**What you should do:**
Please output every line of the material as it stands, without the pictures.

··· Input rows ···

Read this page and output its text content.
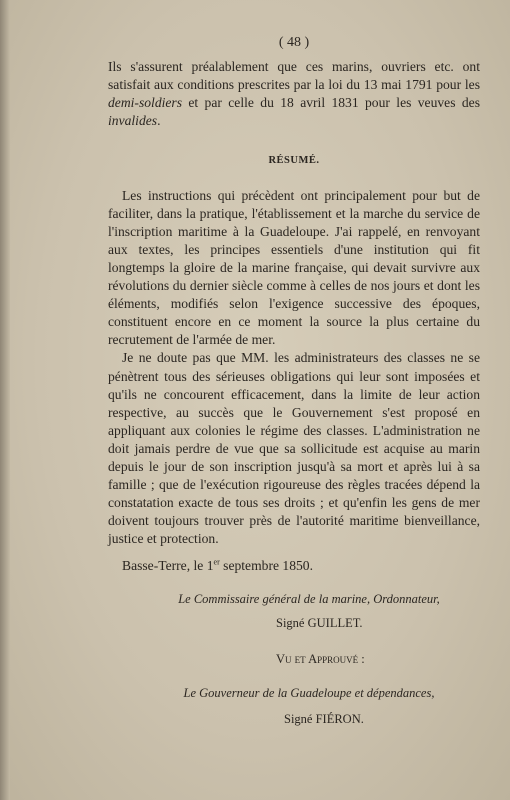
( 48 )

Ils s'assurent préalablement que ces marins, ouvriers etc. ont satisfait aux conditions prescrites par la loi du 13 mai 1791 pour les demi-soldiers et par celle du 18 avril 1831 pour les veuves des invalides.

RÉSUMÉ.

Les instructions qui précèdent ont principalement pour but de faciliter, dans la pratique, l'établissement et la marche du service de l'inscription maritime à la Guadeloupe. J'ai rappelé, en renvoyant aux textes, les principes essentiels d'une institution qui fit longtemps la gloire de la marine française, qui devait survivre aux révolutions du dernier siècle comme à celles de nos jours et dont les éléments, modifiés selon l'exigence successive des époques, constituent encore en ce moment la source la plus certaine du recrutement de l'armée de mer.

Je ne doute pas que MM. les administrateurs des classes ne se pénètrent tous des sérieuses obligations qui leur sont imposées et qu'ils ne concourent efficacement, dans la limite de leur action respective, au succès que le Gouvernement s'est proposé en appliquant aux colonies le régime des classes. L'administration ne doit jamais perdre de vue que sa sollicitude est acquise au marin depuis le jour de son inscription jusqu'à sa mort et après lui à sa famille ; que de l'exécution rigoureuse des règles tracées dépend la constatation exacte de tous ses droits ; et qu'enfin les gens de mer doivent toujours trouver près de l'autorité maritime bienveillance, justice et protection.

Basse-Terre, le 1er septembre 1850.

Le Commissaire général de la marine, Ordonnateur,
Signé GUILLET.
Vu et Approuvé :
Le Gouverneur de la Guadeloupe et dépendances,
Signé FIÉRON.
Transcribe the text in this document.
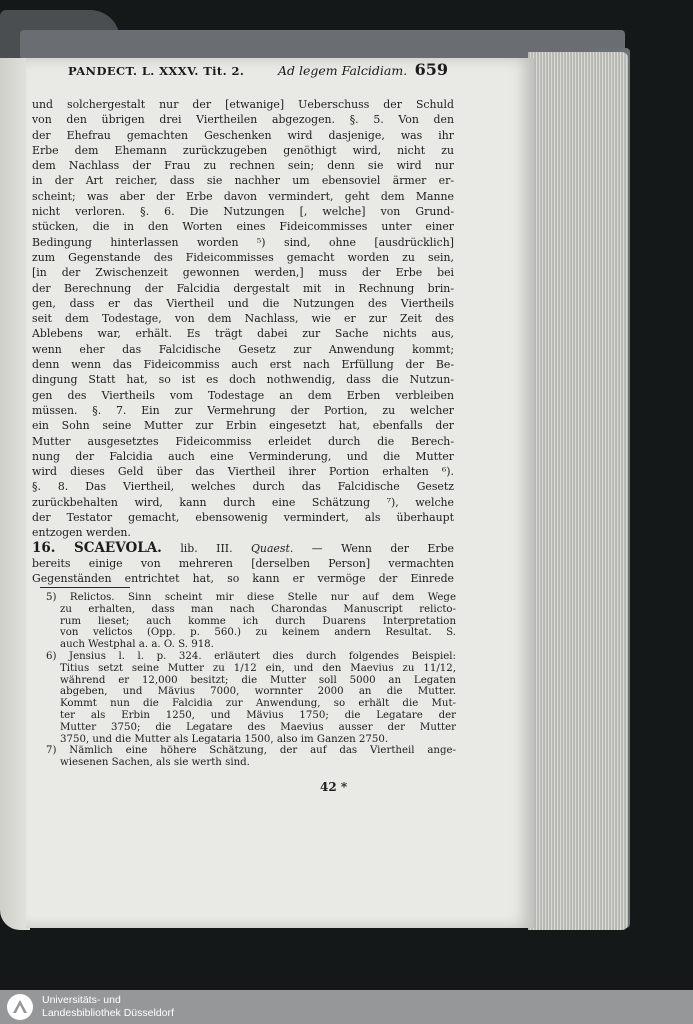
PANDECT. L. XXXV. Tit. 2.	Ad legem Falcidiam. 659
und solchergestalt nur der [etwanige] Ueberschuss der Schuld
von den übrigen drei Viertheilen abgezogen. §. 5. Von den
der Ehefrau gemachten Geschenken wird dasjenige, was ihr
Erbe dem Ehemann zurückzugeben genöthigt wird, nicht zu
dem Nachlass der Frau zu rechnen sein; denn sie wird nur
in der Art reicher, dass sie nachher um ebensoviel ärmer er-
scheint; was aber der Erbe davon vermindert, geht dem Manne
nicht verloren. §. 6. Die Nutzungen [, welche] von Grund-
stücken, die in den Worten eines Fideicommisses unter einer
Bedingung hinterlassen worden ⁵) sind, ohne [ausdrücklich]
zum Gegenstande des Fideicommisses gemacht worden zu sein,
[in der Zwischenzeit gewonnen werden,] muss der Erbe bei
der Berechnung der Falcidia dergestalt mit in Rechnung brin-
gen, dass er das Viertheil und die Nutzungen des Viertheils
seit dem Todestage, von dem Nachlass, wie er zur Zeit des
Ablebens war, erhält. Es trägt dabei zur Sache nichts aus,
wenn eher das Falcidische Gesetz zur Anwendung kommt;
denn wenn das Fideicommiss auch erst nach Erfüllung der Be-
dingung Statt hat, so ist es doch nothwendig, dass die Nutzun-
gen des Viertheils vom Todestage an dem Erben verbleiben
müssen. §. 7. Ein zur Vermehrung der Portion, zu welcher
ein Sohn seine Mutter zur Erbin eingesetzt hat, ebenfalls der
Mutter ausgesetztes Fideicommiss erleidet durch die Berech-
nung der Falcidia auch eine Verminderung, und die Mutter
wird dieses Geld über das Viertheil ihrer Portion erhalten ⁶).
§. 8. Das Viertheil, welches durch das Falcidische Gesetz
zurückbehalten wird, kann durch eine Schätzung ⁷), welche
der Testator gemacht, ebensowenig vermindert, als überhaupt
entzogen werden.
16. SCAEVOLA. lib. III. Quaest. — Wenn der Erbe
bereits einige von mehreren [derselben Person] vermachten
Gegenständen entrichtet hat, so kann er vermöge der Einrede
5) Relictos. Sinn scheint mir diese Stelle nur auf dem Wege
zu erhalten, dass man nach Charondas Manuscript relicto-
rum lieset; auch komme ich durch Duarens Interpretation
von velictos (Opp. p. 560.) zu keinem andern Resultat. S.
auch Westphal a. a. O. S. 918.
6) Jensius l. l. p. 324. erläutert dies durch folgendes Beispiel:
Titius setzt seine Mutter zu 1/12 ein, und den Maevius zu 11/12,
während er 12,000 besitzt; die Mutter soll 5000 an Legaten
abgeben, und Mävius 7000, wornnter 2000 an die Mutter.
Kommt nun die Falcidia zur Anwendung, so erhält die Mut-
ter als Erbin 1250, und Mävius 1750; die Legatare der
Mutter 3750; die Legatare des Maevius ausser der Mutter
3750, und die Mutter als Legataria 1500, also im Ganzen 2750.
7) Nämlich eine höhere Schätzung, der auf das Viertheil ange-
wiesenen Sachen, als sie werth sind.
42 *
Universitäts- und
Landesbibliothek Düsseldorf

···

**Reply:**
Read this page and output its text content.
( 48 )

Ils s'assurent préalablement que ces marins, ouvriers etc. ont satisfait aux conditions prescrites par la loi du 13 mai 1791 pour les demi-soldiers et par celle du 18 avril 1831 pour les veuves des invalides.

RÉSUMÉ.

Les instructions qui précèdent ont principalement pour but de faciliter, dans la pratique, l'établissement et la marche du service de l'inscription maritime à la Guadeloupe. J'ai rappelé, en renvoyant aux textes, les principes essentiels d'une institution qui fit longtemps la gloire de la marine française, qui devait survivre aux révolutions du dernier siècle comme à celles de nos jours et dont les éléments, modifiés selon l'exigence successive des époques, constituent encore en ce moment la source la plus certaine du recrutement de l'armée de mer.

Je ne doute pas que MM. les administrateurs des classes ne se pénètrent tous des sérieuses obligations qui leur sont imposées et qu'ils ne concourent efficacement, dans la limite de leur action respective, au succès que le Gouvernement s'est proposé en appliquant aux colonies le régime des classes. L'administration ne doit jamais perdre de vue que sa sollicitude est acquise au marin depuis le jour de son inscription jusqu'à sa mort et après lui à sa famille ; que de l'exécution rigoureuse des règles tracées dépend la constatation exacte de tous ses droits ; et qu'enfin les gens de mer doivent toujours trouver près de l'autorité maritime bienveillance, justice et protection.

Basse-Terre, le 1er septembre 1850.

Le Commissaire général de la marine, Ordonnateur,
Signé GUILLET.
Vu et Approuvé :
Le Gouverneur de la Guadeloupe et dépendances,
Signé FIÉRON.
Transcribe the text in this document.
PANDECT. L. XXXV. Tit. 2.	Ad legem Falcidiam. 659
und solchergestalt nur der [etwanige] Ueberschuss der Schuld
von den übrigen drei Viertheilen abgezogen. §. 5. Von den
der Ehefrau gemachten Geschenken wird dasjenige, was ihr
Erbe dem Ehemann zurückzugeben genöthigt wird, nicht zu
dem Nachlass der Frau zu rechnen sein; denn sie wird nur
in der Art reicher, dass sie nachher um ebensoviel ärmer er-
scheint; was aber der Erbe davon vermindert, geht dem Manne
nicht verloren. §. 6. Die Nutzungen [, welche] von Grund-
stücken, die in den Worten eines Fideicommisses unter einer
Bedingung hinterlassen worden ⁵) sind, ohne [ausdrücklich]
zum Gegenstande des Fideicommisses gemacht worden zu sein,
[in der Zwischenzeit gewonnen werden,] muss der Erbe bei
der Berechnung der Falcidia dergestalt mit in Rechnung brin-
gen, dass er das Viertheil und die Nutzungen des Viertheils
seit dem Todestage, von dem Nachlass, wie er zur Zeit des
Ablebens war, erhält. Es trägt dabei zur Sache nichts aus,
wenn eher das Falcidische Gesetz zur Anwendung kommt;
denn wenn das Fideicommiss auch erst nach Erfüllung der Be-
dingung Statt hat, so ist es doch nothwendig, dass die Nutzun-
gen des Viertheils vom Todestage an dem Erben verbleiben
müssen. §. 7. Ein zur Vermehrung der Portion, zu welcher
ein Sohn seine Mutter zur Erbin eingesetzt hat, ebenfalls der
Mutter ausgesetztes Fideicommiss erleidet durch die Berech-
nung der Falcidia auch eine Verminderung, und die Mutter
wird dieses Geld über das Viertheil ihrer Portion erhalten ⁶).
§. 8. Das Viertheil, welches durch das Falcidische Gesetz
zurückbehalten wird, kann durch eine Schätzung ⁷), welche
der Testator gemacht, ebensowenig vermindert, als überhaupt
entzogen werden.
16. SCAEVOLA. lib. III. Quaest. — Wenn der Erbe
bereits einige von mehreren [derselben Person] vermachten
Gegenständen entrichtet hat, so kann er vermöge der Einrede
5) Relictos. Sinn scheint mir diese Stelle nur auf dem Wege
zu erhalten, dass man nach Charondas Manuscript relicto-
rum lieset; auch komme ich durch Duarens Interpretation
von velictos (Opp. p. 560.) zu keinem andern Resultat. S.
auch Westphal a. a. O. S. 918.
6) Jensius l. l. p. 324. erläutert dies durch folgendes Beispiel:
Titius setzt seine Mutter zu 1/12 ein, und den Maevius zu 11/12,
während er 12,000 besitzt; die Mutter soll 5000 an Legaten
abgeben, und Mävius 7000, wornnter 2000 an die Mutter.
Kommt nun die Falcidia zur Anwendung, so erhält die Mut-
ter als Erbin 1250, und Mävius 1750; die Legatare der
Mutter 3750; die Legatare des Maevius ausser der Mutter
3750, und die Mutter als Legataria 1500, also im Ganzen 2750.
7) Nämlich eine höhere Schätzung, der auf das Viertheil ange-
wiesenen Sachen, als sie werth sind.
42 *
Universitäts- und
Landesbibliothek Düsseldorf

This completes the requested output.